- **Set task**
Word for word, quote the lines from the one containing "Serialize everything readable" to the end of the entries below, including both. Leave pictures out.

════

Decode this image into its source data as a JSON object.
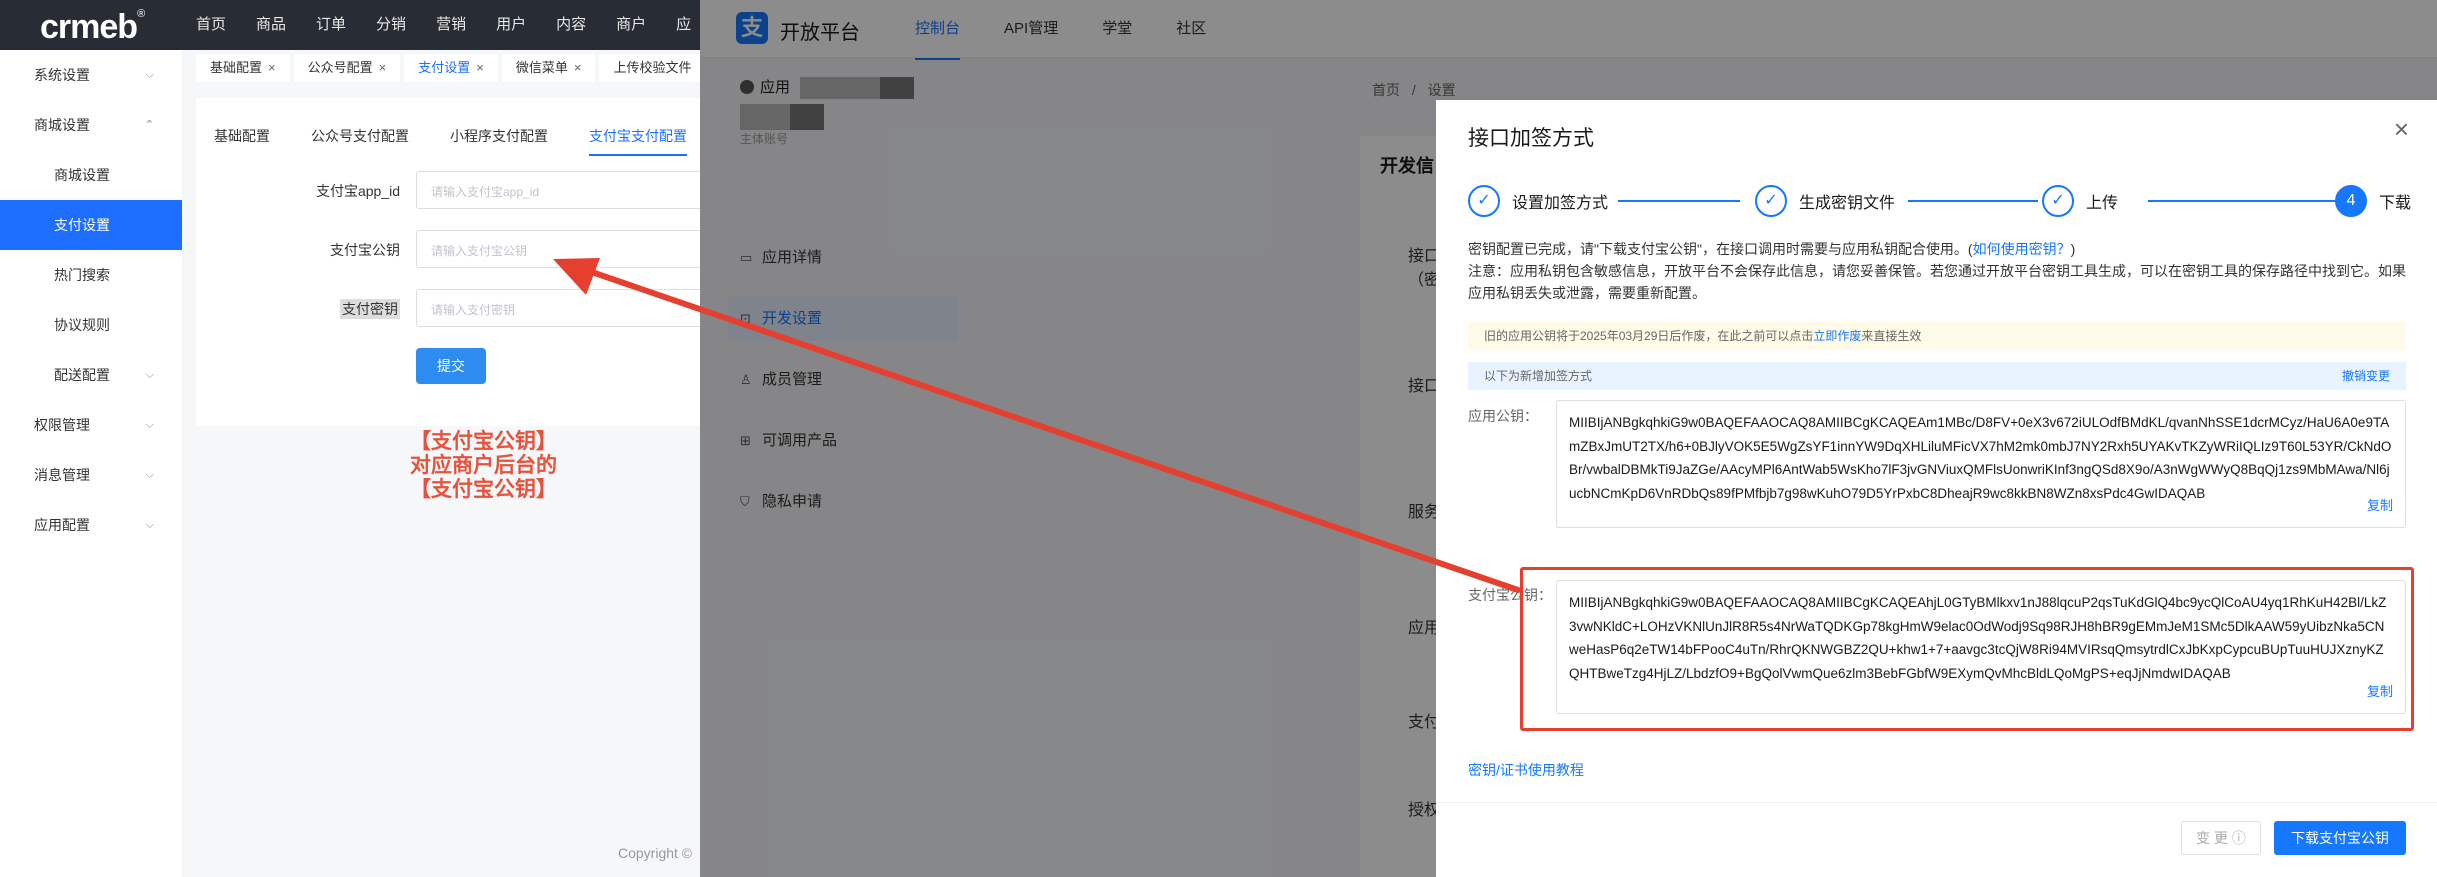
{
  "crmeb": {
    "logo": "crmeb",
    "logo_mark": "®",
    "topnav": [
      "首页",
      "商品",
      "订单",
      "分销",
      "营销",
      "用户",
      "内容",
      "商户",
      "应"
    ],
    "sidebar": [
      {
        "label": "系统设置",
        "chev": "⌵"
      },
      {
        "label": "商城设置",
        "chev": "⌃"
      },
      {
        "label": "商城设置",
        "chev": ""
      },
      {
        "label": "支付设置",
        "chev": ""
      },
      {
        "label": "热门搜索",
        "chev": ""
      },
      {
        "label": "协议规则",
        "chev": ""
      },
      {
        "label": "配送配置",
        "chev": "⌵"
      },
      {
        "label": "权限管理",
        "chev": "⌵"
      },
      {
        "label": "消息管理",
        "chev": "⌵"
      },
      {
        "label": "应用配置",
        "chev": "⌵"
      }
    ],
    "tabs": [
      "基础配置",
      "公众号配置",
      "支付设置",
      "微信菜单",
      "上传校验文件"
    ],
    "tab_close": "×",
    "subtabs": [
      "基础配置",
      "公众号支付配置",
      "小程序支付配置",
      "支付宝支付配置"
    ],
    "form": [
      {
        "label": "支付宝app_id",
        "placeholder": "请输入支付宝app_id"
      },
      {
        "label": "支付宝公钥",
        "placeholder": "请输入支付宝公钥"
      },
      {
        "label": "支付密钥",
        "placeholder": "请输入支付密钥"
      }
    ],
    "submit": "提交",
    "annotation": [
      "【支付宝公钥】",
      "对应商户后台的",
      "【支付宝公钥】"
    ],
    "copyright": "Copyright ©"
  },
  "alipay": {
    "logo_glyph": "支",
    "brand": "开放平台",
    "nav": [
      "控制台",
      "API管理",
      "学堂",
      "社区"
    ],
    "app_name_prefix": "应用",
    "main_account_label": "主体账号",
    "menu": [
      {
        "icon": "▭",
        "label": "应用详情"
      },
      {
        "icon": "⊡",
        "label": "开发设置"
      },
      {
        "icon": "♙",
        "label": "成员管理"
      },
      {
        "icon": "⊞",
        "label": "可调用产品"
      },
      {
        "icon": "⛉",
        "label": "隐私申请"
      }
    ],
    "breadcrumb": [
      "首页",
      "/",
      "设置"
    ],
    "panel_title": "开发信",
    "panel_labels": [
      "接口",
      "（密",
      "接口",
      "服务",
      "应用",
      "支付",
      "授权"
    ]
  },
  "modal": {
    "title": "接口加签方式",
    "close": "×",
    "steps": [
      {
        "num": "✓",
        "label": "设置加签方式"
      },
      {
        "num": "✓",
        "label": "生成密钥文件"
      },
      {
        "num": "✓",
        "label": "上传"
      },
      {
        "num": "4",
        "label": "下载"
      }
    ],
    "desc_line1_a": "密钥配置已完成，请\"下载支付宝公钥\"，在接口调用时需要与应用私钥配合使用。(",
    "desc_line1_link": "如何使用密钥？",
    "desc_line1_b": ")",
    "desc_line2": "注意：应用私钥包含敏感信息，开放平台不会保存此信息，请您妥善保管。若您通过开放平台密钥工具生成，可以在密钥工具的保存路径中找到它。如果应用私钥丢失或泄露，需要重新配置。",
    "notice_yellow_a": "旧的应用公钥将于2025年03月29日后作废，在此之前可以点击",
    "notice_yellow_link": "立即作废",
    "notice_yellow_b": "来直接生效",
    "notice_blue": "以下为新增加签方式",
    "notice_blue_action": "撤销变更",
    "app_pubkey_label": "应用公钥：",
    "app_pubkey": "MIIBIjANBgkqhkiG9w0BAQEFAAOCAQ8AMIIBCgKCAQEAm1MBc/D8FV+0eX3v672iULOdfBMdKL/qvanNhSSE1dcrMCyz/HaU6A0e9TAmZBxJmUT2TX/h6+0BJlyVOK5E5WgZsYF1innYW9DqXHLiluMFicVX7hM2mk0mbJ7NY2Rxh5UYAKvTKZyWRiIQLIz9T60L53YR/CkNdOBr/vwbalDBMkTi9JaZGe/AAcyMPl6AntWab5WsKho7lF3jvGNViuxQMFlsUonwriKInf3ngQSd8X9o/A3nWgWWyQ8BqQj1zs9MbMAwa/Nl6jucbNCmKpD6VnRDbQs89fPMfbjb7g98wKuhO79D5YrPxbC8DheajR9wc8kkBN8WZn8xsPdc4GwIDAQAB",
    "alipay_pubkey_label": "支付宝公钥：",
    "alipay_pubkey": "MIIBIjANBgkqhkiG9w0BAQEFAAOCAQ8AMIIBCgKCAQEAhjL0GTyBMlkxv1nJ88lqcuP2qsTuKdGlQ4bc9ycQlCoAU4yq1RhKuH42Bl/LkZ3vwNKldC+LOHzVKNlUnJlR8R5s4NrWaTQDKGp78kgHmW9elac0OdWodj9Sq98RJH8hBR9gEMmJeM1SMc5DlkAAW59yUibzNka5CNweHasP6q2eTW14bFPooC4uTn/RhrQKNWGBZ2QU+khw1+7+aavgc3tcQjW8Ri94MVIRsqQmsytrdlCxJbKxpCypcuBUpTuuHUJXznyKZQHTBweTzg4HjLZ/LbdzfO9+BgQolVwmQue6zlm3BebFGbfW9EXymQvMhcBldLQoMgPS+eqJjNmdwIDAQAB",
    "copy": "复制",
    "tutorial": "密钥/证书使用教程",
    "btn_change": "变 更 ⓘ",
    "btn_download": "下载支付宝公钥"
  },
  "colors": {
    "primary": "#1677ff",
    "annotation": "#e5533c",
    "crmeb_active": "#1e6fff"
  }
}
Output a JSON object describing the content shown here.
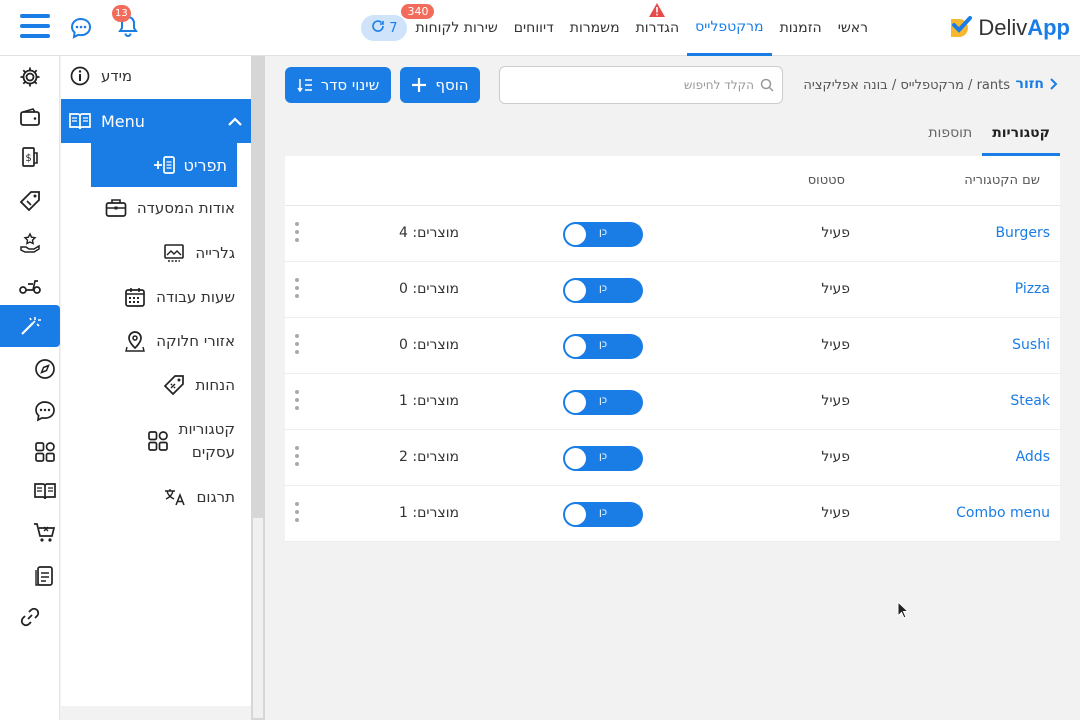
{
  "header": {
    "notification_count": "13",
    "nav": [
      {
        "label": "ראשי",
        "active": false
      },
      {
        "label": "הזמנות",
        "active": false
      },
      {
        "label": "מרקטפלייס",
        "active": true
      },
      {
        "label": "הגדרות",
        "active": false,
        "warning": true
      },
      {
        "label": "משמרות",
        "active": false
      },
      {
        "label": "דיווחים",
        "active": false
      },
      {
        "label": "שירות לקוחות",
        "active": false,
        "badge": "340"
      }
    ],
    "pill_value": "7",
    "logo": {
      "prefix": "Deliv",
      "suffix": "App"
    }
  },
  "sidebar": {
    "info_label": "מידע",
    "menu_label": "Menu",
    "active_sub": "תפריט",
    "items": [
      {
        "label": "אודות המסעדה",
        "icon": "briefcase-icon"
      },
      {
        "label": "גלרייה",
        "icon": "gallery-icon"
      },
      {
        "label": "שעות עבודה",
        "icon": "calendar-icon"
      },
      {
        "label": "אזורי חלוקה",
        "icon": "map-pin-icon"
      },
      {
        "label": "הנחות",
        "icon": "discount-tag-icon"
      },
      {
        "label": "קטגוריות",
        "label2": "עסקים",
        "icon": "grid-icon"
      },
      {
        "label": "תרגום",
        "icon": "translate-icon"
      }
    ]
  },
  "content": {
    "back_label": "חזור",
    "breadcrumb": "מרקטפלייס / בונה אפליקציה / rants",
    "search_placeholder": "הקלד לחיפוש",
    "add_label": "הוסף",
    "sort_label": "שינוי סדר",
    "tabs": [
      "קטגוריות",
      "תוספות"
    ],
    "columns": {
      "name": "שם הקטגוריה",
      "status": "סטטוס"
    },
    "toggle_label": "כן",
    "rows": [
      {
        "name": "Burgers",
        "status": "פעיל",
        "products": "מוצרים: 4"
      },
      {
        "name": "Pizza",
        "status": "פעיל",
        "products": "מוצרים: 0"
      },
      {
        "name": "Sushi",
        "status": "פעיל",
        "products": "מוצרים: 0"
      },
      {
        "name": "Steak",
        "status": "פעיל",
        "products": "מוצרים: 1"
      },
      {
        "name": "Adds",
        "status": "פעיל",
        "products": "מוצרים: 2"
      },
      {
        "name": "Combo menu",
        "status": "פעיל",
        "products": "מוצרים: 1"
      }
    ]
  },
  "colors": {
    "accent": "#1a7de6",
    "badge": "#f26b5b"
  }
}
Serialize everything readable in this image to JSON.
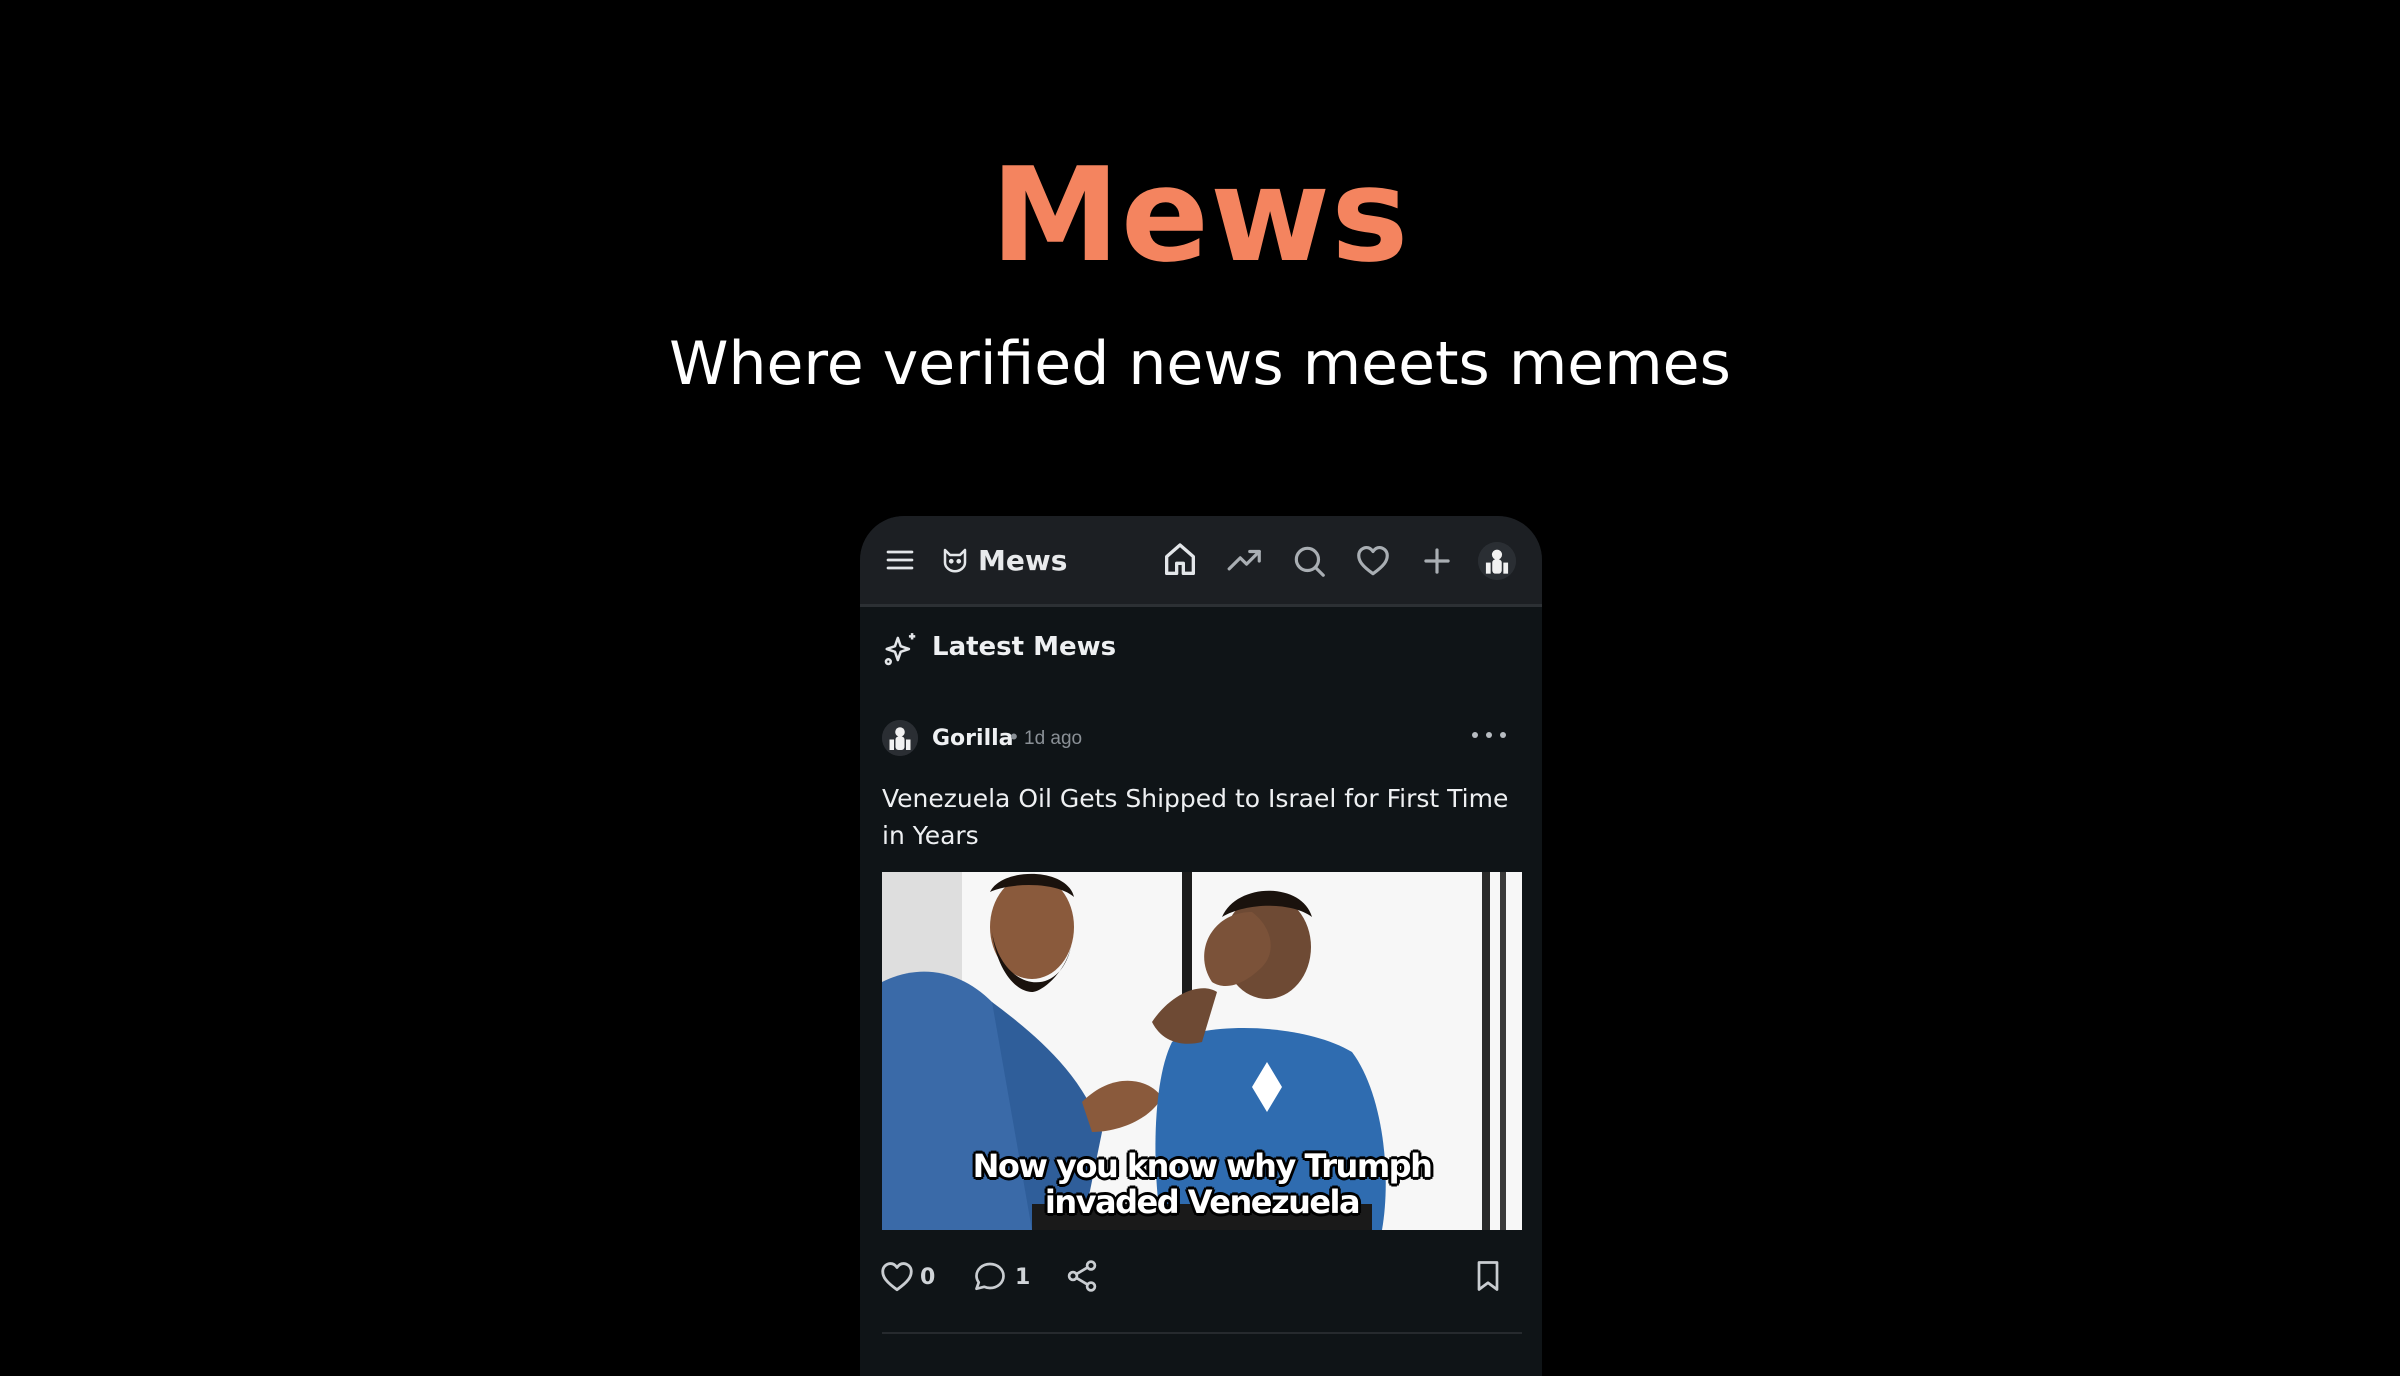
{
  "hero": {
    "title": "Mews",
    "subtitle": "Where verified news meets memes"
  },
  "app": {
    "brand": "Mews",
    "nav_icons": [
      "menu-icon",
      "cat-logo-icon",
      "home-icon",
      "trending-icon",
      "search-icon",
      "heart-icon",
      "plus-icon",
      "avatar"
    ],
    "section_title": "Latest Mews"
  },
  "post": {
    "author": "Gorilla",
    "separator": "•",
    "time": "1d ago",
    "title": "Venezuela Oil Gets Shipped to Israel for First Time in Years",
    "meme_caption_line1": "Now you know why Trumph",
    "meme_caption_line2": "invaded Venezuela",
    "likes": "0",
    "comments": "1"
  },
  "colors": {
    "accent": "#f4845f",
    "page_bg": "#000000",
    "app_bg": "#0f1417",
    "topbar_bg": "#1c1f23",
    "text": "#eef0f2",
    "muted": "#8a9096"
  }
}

════

- **Task answer**
Serialize everything readable in this image to JSON.
{
  "hero": {
    "title": "Mews",
    "subtitle": "Where verified news meets memes"
  },
  "app": {
    "brand": "Mews",
    "nav_icons": [
      "menu-icon",
      "cat-logo-icon",
      "home-icon",
      "trending-icon",
      "search-icon",
      "heart-icon",
      "plus-icon",
      "avatar"
    ],
    "section_title": "Latest Mews"
  },
  "post": {
    "author": "Gorilla",
    "separator": "•",
    "time": "1d ago",
    "title": "Venezuela Oil Gets Shipped to Israel for First Time in Years",
    "meme_caption_line1": "Now you know why Trumph",
    "meme_caption_line2": "invaded Venezuela",
    "likes": "0",
    "comments": "1"
  },
  "colors": {
    "accent": "#f4845f",
    "page_bg": "#000000",
    "app_bg": "#0f1417",
    "topbar_bg": "#1c1f23",
    "text": "#eef0f2",
    "muted": "#8a9096"
  }
}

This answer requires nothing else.